**Records provided**
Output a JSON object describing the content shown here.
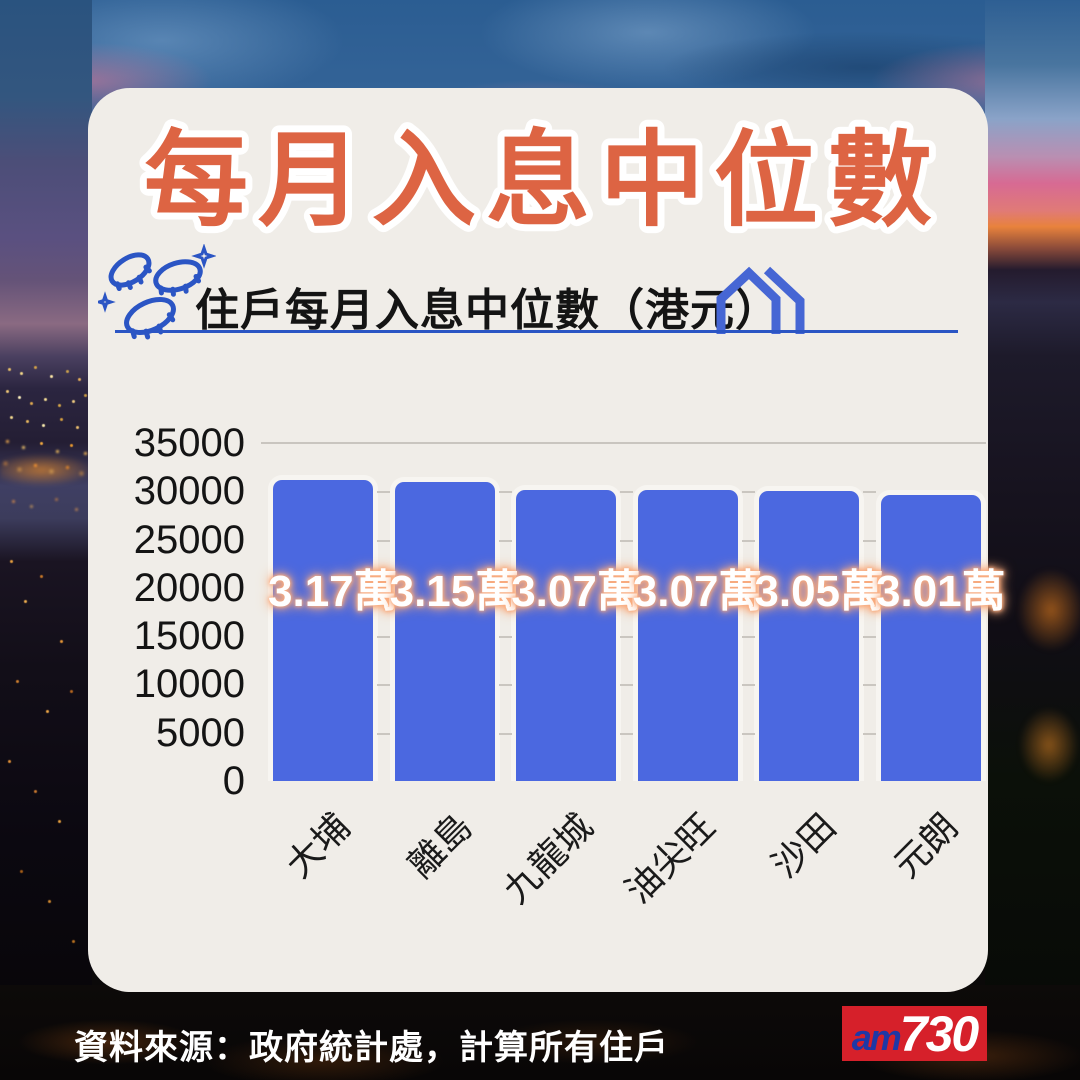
{
  "header": {
    "title": "每月入息中位數"
  },
  "subtitle": {
    "text": "住戶每月入息中位數（港元）",
    "left_icon": "coins-icon",
    "right_icon": "house-icon"
  },
  "chart_data": {
    "type": "bar",
    "title": "住戶每月入息中位數（港元）",
    "categories": [
      "大埔",
      "離島",
      "九龍城",
      "油尖旺",
      "沙田",
      "元朗"
    ],
    "values": [
      31700,
      31500,
      30700,
      30700,
      30500,
      30100
    ],
    "bar_labels": [
      "3.17萬",
      "3.15萬",
      "3.07萬",
      "3.07萬",
      "3.05萬",
      "3.01萬"
    ],
    "xlabel": "",
    "ylabel": "",
    "ylim": [
      0,
      35000
    ],
    "yticks": [
      0,
      5000,
      10000,
      15000,
      20000,
      25000,
      30000,
      35000
    ],
    "grid": true,
    "legend": "none",
    "xtick_rotation_deg": 45
  },
  "footer": {
    "source": "資料來源：政府統計處，計算所有住戶"
  },
  "logo": {
    "am": "am",
    "number": "730"
  },
  "colors": {
    "title": "#dd6443",
    "title_outline": "#ffffff",
    "card_bg": "#f0ede8",
    "bar": "#4b68e0",
    "bar_edge": "#f7f5f1",
    "bar_label_text": "#ffffff",
    "bar_label_glow": "#f9ab7e",
    "accent_blue": "#2b55c4",
    "gridline": "#c9c5bf",
    "logo_bg": "#d6202a",
    "logo_am": "#1e38a6",
    "logo_number": "#ffffff"
  }
}
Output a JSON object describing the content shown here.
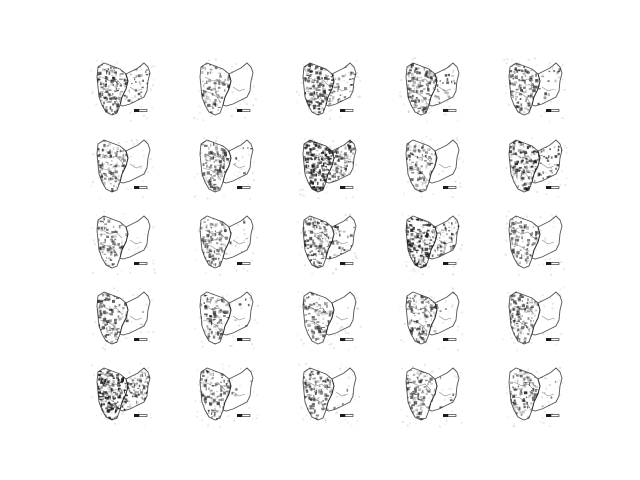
{
  "figure": {
    "background_color": "#ffffff",
    "ink_color": "#1a1a1a",
    "grid": {
      "rows": 5,
      "columns": 5
    },
    "samples": [
      {
        "row": 1,
        "col": 1,
        "fill_intensity": 0.55
      },
      {
        "row": 1,
        "col": 2,
        "fill_intensity": 0.3
      },
      {
        "row": 1,
        "col": 3,
        "fill_intensity": 0.65
      },
      {
        "row": 1,
        "col": 4,
        "fill_intensity": 0.55
      },
      {
        "row": 1,
        "col": 5,
        "fill_intensity": 0.45
      },
      {
        "row": 2,
        "col": 1,
        "fill_intensity": 0.35
      },
      {
        "row": 2,
        "col": 2,
        "fill_intensity": 0.4
      },
      {
        "row": 2,
        "col": 3,
        "fill_intensity": 0.9
      },
      {
        "row": 2,
        "col": 4,
        "fill_intensity": 0.35
      },
      {
        "row": 2,
        "col": 5,
        "fill_intensity": 0.7
      },
      {
        "row": 3,
        "col": 1,
        "fill_intensity": 0.25
      },
      {
        "row": 3,
        "col": 2,
        "fill_intensity": 0.4
      },
      {
        "row": 3,
        "col": 3,
        "fill_intensity": 0.55
      },
      {
        "row": 3,
        "col": 4,
        "fill_intensity": 0.85
      },
      {
        "row": 3,
        "col": 5,
        "fill_intensity": 0.3
      },
      {
        "row": 4,
        "col": 1,
        "fill_intensity": 0.4
      },
      {
        "row": 4,
        "col": 2,
        "fill_intensity": 0.4
      },
      {
        "row": 4,
        "col": 3,
        "fill_intensity": 0.3
      },
      {
        "row": 4,
        "col": 4,
        "fill_intensity": 0.4
      },
      {
        "row": 4,
        "col": 5,
        "fill_intensity": 0.35
      },
      {
        "row": 5,
        "col": 1,
        "fill_intensity": 0.95
      },
      {
        "row": 5,
        "col": 2,
        "fill_intensity": 0.4
      },
      {
        "row": 5,
        "col": 3,
        "fill_intensity": 0.4
      },
      {
        "row": 5,
        "col": 4,
        "fill_intensity": 0.4
      },
      {
        "row": 5,
        "col": 5,
        "fill_intensity": 0.4
      }
    ]
  }
}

**What you have to do**
Tally up the lines holding the word "icon" in the data above, and answer with that figure only.

**Answer in full**
2